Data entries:
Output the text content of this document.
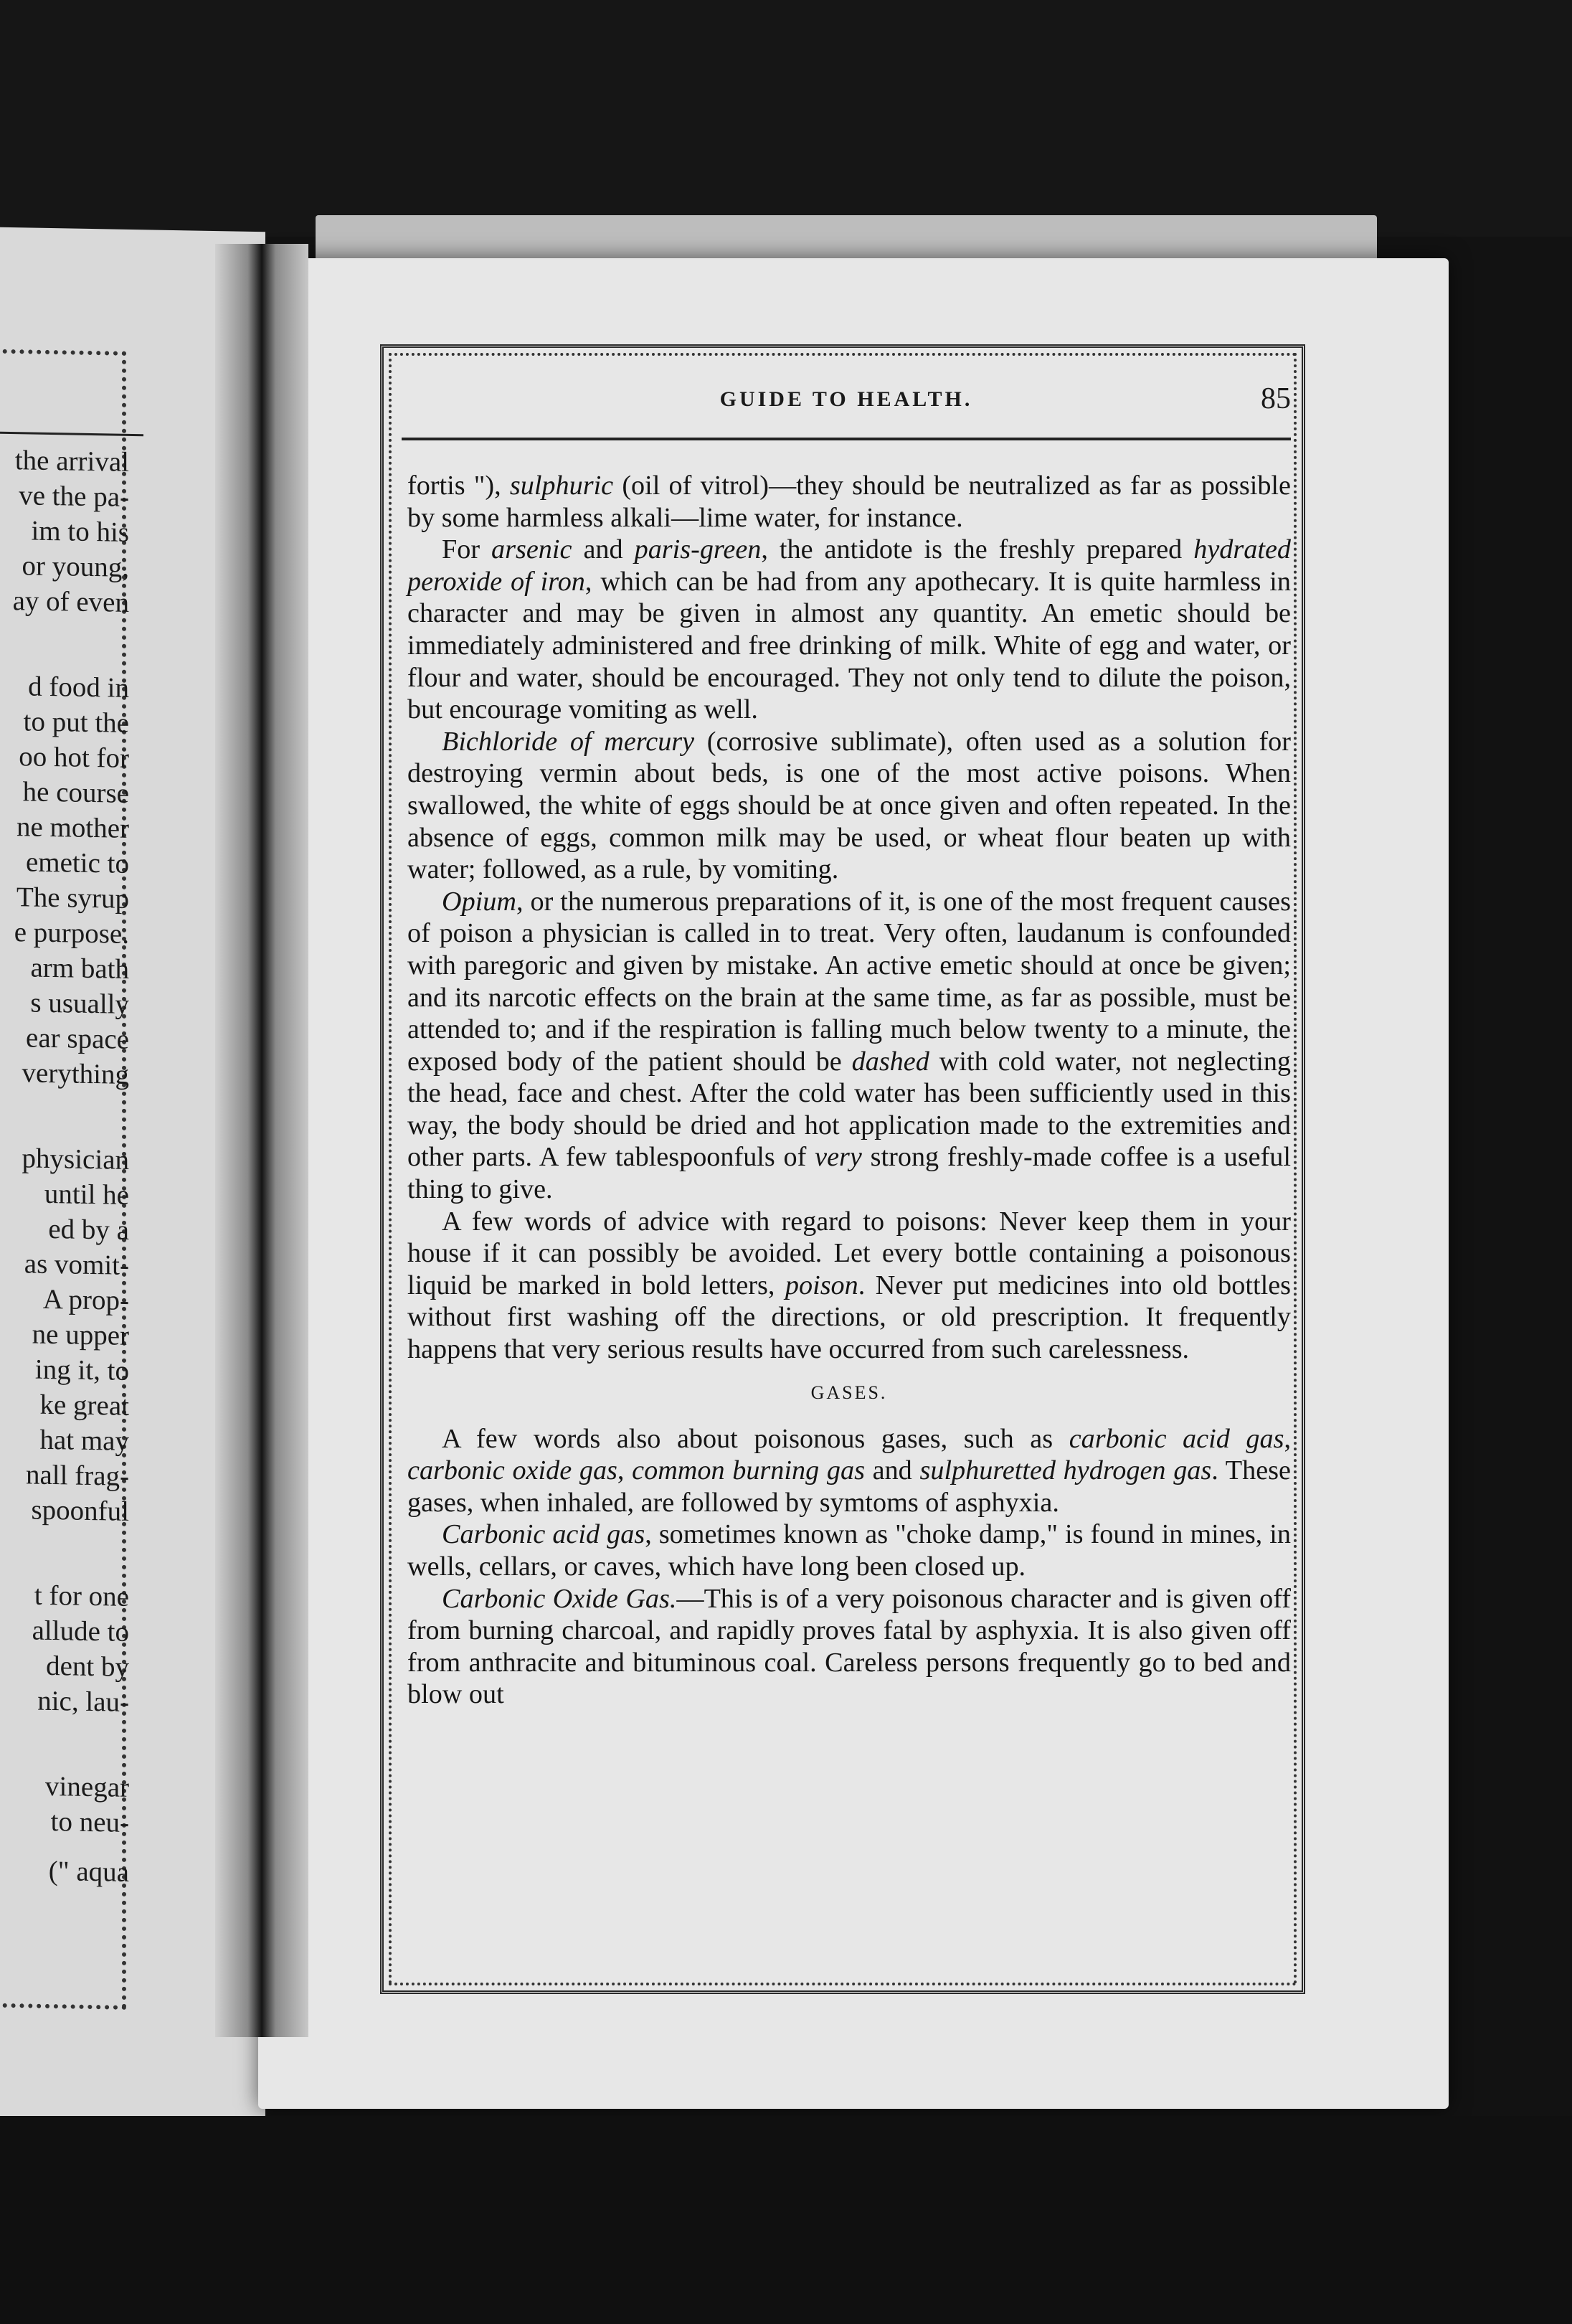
the arrival
ve the pa-
im to his
or young,
ay of even
d food in
to put the
oo hot for
he course
ne mother
emetic to
The syrup
e purpose.
arm bath
s usually
ear space
verything
physician
until he
ed by a
as vomit-
A prop-
ne upper
ing it, to
ke great
hat may
nall frag-
spoonful
t for one
allude to
dent by
nic, lau-
vinegar
to neu-
(" aqua
GUIDE TO HEALTH.	85

fortis "), sulphuric (oil of vitrol)—they should be neutralized as far as possible by some harmless alkali—lime water, for instance.

For arsenic and paris-green, the antidote is the freshly prepared hydrated peroxide of iron, which can be had from any apothecary. It is quite harmless in character and may be given in almost any quantity. An emetic should be immediately administered and free drinking of milk. White of egg and water, or flour and water, should be encouraged. They not only tend to dilute the poison, but encourage vomiting as well.

Bichloride of mercury (corrosive sublimate), often used as a solution for destroying vermin about beds, is one of the most active poisons. When swallowed, the white of eggs should be at once given and often repeated. In the absence of eggs, common milk may be used, or wheat flour beaten up with water; followed, as a rule, by vomiting.

Opium, or the numerous preparations of it, is one of the most frequent causes of poison a physician is called in to treat. Very often, laudanum is confounded with paregoric and given by mistake. An active emetic should at once be given; and its narcotic effects on the brain at the same time, as far as possible, must be attended to; and if the respiration is falling much below twenty to a minute, the exposed body of the patient should be dashed with cold water, not neglecting the head, face and chest. After the cold water has been sufficiently used in this way, the body should be dried and hot application made to the extremities and other parts. A few tablespoonfuls of very strong freshly-made coffee is a useful thing to give.

A few words of advice with regard to poisons: Never keep them in your house if it can possibly be avoided. Let every bottle containing a poisonous liquid be marked in bold letters, poison. Never put medicines into old bottles without first washing off the directions, or old prescription. It frequently happens that very serious results have occurred from such carelessness.

GASES.

A few words also about poisonous gases, such as carbonic acid gas, carbonic oxide gas, common burning gas and sulphuretted hydrogen gas. These gases, when inhaled, are followed by symtoms of asphyxia.

Carbonic acid gas, sometimes known as "choke damp," is found in mines, in wells, cellars, or caves, which have long been closed up.

Carbonic Oxide Gas.—This is of a very poisonous character and is given off from burning charcoal, and rapidly proves fatal by asphyxia. It is also given off from anthracite and bituminous coal. Careless persons frequently go to bed and blow out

- Directive
List all lines where "used" occurs.

- Correct response
Bichloride of mercury (corrosive sublimate), often used as a solution for destroying vermin about beds, is one of the most active poisons. When swallowed, the white of eggs should be at once given and often repeated. In the absence of eggs, common milk may be used, or wheat flour beaten up with water; followed, as a rule, by vomiting.
Opium, or the numerous preparations of it, is one of the most frequent causes of poison a physician is called in to treat. Very often, laudanum is confounded with paregoric and given by mistake. An active emetic should at once be given; and its narcotic effects on the brain at the same time, as far as possible, must be attended to; and if the respiration is falling much below twenty to a minute, the exposed body of the patient should be dashed with cold water, not neglecting the head, face and chest. After the cold water has been sufficiently used in this way, the body should be dried and hot application made to the extremities and other parts. A few tablespoonfuls of very strong freshly-made coffee is a useful thing to give.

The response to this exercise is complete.